To do
Which lines hold the word "name"? Copy each of them from the material.

[Part of a data file]
※ ※ ※

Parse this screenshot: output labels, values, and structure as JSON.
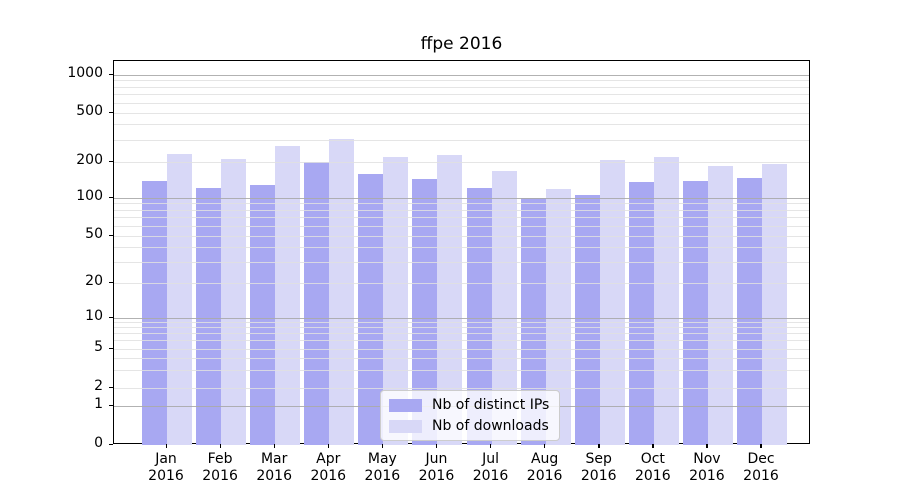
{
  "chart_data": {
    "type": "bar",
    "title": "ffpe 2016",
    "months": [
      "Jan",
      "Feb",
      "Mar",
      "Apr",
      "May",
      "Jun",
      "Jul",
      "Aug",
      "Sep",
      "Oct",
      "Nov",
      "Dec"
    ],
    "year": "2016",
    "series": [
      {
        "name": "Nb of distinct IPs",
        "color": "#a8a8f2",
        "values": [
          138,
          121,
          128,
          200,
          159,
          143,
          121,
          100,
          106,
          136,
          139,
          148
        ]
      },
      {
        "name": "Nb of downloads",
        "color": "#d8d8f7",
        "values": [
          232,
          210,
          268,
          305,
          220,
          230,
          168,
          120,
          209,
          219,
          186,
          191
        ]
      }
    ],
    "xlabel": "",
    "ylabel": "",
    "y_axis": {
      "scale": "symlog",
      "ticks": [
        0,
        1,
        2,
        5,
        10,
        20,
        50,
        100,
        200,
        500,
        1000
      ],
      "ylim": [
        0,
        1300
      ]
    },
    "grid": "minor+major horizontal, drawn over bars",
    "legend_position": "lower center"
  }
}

※ ※ ※

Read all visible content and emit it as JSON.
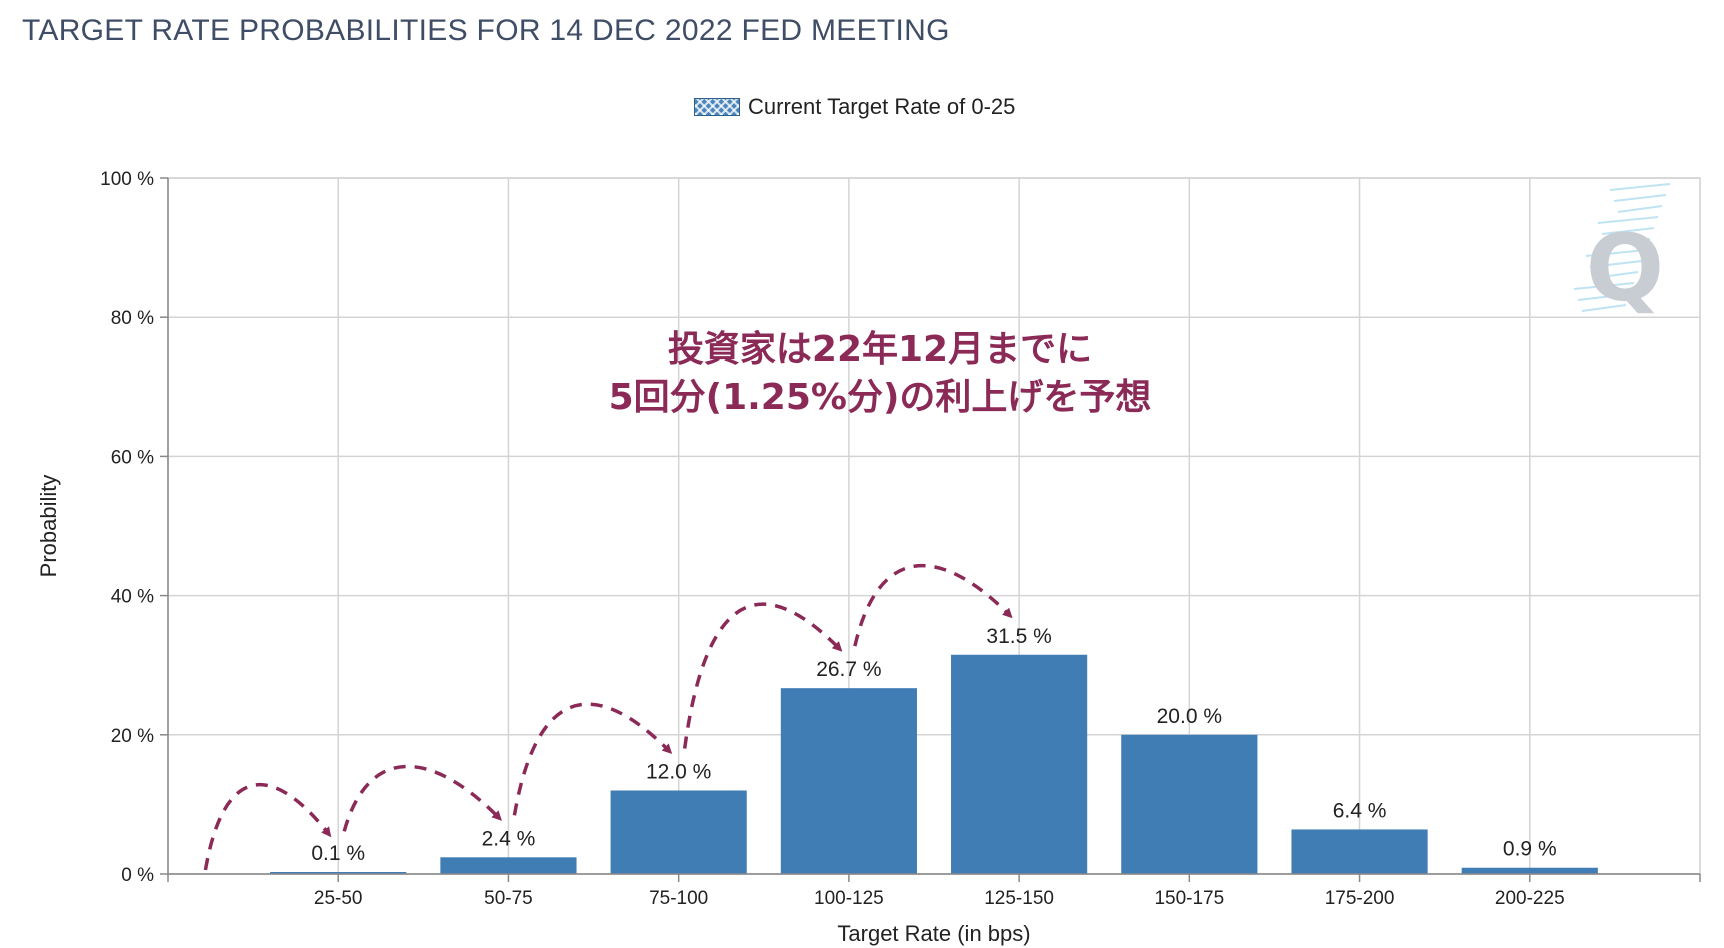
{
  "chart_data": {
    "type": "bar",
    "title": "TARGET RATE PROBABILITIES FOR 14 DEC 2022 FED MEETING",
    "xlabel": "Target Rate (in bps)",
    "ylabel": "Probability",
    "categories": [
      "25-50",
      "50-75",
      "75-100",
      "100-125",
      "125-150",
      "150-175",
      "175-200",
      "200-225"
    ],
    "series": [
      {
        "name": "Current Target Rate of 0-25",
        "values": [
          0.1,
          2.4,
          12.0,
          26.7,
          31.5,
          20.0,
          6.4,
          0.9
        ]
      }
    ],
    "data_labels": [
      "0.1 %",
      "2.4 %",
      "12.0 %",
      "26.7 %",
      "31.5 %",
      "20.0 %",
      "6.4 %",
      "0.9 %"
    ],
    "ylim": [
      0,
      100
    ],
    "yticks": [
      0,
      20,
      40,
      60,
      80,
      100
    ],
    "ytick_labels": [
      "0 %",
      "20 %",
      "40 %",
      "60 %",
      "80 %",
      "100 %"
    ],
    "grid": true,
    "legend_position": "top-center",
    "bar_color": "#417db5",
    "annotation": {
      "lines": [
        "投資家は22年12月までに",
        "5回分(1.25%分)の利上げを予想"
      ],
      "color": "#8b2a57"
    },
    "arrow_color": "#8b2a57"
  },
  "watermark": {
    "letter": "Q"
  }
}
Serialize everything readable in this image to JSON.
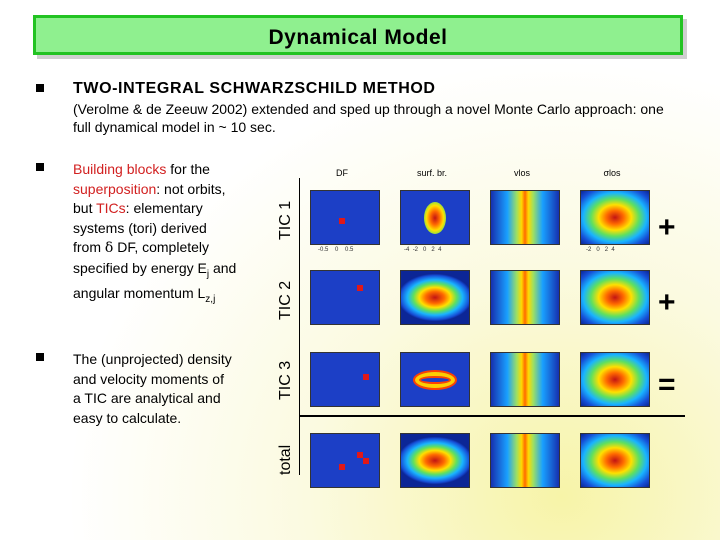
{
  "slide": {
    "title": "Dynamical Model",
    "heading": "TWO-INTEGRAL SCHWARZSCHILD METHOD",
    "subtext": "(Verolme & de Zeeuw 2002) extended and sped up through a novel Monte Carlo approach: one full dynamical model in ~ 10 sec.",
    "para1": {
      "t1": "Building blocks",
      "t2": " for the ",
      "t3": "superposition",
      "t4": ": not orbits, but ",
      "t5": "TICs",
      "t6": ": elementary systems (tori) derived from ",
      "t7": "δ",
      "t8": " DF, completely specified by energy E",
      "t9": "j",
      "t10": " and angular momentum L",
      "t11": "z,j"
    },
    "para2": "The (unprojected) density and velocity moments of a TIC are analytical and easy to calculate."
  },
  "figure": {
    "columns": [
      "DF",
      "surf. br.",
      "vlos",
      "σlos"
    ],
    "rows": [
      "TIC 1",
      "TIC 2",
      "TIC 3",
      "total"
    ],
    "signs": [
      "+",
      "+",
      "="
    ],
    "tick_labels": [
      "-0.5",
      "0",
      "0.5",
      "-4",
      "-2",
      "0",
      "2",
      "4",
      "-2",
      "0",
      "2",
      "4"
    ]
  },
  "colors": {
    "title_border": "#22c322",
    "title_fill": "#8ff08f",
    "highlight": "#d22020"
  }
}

※ ※ ※

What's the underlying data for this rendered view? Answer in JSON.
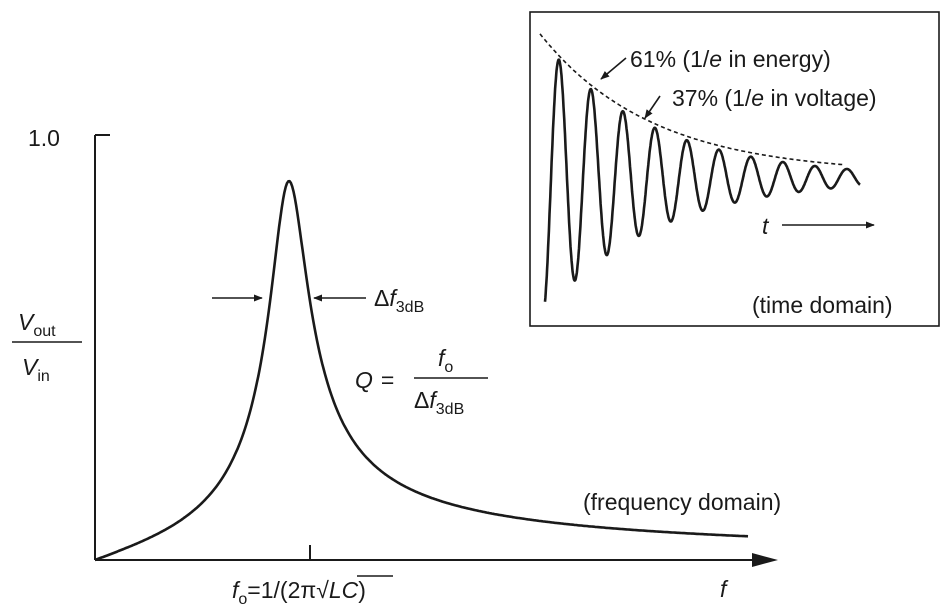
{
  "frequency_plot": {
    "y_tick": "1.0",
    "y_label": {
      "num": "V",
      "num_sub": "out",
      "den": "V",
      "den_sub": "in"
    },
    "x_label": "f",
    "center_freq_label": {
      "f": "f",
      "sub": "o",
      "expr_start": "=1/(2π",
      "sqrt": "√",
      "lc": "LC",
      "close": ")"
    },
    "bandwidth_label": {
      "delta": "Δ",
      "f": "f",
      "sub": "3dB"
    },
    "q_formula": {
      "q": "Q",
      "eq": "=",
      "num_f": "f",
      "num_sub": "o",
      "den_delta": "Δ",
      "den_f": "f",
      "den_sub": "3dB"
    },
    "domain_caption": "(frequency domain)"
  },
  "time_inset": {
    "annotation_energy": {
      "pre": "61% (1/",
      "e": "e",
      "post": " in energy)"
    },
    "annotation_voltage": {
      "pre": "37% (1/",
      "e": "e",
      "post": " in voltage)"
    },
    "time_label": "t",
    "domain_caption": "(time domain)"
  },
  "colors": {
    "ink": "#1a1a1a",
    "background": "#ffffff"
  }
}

※ ※ ※

Task answer
        "name": "Nb of distinct IPs",
        "name": "Nb of downloads",
        "name": "Current Target Rate of 0-25",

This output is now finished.